- Records for processing
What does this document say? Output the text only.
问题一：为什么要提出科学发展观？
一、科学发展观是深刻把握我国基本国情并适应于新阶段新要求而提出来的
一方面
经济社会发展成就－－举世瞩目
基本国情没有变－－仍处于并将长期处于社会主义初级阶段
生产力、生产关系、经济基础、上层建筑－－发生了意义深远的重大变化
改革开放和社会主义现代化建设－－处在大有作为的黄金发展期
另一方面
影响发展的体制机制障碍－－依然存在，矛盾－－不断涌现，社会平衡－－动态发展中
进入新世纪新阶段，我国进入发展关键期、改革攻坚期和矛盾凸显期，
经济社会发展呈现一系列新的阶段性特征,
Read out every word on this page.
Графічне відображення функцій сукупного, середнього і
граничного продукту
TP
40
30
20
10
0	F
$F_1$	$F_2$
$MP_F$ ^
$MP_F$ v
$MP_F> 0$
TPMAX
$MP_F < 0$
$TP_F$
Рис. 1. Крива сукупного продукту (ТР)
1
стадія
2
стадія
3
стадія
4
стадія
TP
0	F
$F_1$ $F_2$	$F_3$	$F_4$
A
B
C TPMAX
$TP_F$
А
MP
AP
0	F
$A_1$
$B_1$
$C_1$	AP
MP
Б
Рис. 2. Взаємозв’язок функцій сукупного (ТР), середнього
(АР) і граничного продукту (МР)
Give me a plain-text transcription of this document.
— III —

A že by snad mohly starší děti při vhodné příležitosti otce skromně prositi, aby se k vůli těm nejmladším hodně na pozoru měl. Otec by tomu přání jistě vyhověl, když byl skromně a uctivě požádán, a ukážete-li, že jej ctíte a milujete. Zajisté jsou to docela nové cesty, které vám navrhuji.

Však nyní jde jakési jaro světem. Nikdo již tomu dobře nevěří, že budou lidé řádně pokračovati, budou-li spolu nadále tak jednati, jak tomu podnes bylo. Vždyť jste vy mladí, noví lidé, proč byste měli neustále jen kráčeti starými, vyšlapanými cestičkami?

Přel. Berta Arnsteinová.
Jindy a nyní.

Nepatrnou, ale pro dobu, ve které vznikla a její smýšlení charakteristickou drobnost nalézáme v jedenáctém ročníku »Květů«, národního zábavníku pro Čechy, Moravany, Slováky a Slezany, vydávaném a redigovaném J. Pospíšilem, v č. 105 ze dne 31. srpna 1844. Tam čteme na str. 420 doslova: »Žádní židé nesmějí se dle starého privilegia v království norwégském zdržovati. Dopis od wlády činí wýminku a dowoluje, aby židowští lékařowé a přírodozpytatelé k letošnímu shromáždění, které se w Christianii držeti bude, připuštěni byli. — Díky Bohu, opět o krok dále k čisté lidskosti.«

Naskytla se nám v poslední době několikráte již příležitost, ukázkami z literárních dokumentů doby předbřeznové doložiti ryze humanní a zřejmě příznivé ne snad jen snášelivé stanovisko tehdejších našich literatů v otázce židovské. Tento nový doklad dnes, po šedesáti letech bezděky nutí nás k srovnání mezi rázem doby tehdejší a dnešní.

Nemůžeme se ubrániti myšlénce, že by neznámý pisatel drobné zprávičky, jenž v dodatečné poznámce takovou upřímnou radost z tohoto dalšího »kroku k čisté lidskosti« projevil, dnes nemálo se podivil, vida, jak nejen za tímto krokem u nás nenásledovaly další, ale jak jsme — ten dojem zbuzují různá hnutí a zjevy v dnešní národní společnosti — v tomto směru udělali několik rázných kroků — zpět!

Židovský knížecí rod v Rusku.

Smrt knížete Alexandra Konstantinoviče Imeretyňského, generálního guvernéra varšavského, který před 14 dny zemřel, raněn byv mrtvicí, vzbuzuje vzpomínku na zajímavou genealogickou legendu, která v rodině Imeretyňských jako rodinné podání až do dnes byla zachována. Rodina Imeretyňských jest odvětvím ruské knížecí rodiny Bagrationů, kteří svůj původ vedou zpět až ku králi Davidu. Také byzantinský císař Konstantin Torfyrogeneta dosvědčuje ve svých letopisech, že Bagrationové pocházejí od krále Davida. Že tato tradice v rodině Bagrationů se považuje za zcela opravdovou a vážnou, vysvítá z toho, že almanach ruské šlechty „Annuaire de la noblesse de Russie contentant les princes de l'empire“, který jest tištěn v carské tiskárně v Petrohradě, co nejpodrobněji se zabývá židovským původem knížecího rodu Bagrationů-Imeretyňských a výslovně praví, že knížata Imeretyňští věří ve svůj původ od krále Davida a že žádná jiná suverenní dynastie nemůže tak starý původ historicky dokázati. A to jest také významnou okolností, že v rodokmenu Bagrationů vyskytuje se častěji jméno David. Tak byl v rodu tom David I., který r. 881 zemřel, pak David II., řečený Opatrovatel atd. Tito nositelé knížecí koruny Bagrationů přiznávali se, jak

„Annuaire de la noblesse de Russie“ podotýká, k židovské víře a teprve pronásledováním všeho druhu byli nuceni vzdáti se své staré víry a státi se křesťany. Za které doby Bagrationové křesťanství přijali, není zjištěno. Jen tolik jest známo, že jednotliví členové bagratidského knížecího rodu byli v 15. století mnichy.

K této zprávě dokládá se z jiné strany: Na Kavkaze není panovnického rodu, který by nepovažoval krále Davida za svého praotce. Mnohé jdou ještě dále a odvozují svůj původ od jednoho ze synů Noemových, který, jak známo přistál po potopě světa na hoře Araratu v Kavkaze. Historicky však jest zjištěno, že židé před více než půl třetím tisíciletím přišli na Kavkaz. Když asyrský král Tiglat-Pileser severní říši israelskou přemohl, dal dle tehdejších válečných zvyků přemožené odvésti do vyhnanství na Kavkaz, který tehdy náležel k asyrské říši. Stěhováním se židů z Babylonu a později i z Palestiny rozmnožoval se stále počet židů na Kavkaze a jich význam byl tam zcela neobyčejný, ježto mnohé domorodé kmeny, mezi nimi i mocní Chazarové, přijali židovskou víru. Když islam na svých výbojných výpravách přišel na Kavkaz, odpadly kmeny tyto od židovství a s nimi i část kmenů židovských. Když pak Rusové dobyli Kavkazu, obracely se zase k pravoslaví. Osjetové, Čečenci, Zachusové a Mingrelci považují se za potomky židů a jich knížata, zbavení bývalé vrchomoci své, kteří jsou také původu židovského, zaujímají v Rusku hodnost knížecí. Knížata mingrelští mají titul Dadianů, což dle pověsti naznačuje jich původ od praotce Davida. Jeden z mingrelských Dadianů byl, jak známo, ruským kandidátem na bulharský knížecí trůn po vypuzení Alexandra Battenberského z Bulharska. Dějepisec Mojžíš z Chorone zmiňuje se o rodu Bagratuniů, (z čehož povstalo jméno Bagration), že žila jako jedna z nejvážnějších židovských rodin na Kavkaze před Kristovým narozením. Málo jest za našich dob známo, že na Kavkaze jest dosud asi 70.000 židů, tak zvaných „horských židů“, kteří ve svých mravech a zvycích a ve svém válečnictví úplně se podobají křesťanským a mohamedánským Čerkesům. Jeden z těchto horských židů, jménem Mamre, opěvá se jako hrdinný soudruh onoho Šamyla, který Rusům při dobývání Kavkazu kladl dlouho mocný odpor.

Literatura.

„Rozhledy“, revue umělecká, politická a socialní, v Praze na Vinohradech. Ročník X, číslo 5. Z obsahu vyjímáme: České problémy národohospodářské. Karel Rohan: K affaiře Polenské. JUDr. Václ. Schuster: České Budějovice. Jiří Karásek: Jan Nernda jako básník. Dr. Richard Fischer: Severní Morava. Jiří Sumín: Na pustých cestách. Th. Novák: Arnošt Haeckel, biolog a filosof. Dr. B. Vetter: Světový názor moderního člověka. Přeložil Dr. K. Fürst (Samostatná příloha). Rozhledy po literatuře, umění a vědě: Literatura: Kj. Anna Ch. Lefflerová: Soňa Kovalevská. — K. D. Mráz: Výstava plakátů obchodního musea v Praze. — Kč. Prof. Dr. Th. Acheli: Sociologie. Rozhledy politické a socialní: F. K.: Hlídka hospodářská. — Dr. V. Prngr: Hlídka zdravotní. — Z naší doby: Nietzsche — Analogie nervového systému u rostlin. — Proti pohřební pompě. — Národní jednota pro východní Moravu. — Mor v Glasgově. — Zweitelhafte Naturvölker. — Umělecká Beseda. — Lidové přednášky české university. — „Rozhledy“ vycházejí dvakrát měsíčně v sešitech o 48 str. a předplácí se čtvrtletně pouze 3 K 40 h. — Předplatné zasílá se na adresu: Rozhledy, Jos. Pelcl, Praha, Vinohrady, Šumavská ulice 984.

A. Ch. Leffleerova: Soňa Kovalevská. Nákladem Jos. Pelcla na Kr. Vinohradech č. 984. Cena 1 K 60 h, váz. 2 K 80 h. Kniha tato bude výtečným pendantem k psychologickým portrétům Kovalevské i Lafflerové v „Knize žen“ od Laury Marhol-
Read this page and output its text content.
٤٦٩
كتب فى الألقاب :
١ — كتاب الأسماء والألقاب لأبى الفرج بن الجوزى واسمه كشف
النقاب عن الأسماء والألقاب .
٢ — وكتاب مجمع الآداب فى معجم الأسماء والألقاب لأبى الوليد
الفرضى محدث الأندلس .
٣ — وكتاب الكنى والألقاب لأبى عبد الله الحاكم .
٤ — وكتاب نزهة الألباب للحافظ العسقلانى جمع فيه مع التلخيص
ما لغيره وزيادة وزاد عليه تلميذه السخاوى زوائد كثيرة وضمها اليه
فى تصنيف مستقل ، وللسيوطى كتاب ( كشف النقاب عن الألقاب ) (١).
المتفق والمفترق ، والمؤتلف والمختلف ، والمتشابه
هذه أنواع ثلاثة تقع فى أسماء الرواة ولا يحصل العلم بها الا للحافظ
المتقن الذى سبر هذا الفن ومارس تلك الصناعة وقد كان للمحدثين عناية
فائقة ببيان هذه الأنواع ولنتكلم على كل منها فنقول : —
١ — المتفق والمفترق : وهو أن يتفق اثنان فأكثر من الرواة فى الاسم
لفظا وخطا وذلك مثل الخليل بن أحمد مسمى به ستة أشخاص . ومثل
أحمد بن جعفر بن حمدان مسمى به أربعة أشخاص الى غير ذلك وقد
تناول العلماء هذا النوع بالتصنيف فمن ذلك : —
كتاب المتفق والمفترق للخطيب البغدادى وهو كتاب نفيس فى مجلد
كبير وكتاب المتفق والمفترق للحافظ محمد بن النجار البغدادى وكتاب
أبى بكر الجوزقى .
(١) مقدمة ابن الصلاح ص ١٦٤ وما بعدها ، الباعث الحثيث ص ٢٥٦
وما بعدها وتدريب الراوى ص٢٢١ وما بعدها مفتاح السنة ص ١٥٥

- What the task requires
Look through the material above. Copy each line where the word "المتفق" appears.

- Output for this exercise
المتفق والمفترق ، والمؤتلف والمختلف ، والمتشابه
١ — المتفق والمفترق : وهو أن يتفق اثنان فأكثر من الرواة فى الاسم
كتاب المتفق والمفترق للخطيب البغدادى وهو كتاب نفيس فى مجلد
كبير وكتاب المتفق والمفترق للحافظ محمد بن النجار البغدادى وكتاب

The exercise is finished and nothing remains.